# Prompt
Copy out all lines with the word "were" in them.

++++ Excerpted records

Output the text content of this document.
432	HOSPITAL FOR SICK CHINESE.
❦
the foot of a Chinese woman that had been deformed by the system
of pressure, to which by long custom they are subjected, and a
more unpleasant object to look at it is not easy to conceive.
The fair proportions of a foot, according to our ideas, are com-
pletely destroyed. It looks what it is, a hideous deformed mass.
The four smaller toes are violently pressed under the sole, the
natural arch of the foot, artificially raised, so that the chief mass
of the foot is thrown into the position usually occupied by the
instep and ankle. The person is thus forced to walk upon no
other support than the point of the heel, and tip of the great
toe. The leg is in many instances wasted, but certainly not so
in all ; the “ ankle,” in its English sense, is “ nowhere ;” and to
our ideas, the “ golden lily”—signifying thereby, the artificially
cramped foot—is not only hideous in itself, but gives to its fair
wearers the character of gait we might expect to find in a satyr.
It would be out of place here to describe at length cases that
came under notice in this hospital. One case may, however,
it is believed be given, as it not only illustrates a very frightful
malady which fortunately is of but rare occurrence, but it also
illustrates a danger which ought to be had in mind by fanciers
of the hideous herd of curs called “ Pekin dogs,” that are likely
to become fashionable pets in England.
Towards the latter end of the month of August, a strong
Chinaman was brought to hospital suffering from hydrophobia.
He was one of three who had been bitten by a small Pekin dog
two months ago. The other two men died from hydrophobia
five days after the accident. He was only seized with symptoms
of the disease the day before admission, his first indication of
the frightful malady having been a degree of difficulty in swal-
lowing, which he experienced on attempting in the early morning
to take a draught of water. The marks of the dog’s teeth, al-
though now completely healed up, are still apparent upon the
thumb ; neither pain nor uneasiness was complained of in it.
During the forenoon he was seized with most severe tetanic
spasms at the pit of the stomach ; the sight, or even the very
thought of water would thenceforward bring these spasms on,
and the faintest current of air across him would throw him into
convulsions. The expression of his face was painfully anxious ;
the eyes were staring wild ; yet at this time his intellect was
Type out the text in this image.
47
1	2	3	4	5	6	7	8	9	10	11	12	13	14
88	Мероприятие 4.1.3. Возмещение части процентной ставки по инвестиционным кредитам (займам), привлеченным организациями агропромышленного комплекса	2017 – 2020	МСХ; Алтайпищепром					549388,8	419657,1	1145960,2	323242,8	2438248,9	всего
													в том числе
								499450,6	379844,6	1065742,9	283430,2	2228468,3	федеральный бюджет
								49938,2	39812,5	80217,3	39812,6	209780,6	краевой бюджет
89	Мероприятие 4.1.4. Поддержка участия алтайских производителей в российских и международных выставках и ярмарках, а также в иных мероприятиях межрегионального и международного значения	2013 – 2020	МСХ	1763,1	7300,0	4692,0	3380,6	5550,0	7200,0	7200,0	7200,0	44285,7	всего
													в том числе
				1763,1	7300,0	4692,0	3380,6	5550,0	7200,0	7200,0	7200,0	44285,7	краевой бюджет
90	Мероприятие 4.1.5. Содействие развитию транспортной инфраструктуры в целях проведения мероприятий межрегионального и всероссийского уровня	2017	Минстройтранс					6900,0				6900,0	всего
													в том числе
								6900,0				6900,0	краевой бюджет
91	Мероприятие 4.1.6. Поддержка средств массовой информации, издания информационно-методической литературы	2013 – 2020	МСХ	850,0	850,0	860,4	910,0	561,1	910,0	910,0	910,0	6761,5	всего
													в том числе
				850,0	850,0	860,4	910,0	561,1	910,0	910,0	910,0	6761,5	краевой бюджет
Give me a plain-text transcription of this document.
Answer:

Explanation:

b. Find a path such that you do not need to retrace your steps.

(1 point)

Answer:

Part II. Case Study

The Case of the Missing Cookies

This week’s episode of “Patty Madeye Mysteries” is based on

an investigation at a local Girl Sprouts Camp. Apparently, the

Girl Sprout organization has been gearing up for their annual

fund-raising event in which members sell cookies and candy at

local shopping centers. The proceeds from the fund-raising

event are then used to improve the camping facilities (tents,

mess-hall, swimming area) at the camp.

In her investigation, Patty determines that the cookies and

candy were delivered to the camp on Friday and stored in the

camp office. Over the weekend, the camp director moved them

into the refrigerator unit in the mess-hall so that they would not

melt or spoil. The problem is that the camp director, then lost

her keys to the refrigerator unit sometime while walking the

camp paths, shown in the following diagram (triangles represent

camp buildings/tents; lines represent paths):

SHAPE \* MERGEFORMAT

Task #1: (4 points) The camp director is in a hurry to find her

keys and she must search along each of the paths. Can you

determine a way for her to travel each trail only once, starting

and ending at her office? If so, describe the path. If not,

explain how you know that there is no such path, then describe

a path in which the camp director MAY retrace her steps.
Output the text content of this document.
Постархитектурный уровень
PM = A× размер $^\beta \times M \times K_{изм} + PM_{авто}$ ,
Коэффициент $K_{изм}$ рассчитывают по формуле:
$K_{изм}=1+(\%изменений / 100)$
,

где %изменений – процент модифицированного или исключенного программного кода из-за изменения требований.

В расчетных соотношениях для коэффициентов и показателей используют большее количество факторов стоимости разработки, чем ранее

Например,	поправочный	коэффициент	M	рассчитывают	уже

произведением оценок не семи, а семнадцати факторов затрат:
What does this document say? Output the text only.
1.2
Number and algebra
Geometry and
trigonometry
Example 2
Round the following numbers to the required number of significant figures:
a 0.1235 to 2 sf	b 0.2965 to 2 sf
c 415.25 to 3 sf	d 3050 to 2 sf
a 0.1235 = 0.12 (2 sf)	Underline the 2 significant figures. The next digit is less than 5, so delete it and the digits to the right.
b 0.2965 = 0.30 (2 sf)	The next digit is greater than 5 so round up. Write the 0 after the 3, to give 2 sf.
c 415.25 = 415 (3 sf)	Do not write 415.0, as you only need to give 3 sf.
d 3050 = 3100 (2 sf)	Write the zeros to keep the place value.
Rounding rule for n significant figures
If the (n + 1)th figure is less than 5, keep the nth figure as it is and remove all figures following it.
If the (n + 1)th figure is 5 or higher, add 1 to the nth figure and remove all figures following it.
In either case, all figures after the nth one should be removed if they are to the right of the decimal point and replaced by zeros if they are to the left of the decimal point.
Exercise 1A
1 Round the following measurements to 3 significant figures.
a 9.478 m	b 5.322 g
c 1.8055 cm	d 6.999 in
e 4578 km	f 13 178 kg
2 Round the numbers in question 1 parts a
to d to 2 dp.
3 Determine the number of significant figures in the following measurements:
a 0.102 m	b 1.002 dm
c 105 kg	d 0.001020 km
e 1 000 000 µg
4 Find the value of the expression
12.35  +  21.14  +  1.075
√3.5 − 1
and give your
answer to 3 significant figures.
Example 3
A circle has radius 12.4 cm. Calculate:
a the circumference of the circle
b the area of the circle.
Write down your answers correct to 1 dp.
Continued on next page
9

++++++++

# Task response
the eyes were staring wild ; yet at this time his intellect was
candy were delivered to the camp on Friday and stored in the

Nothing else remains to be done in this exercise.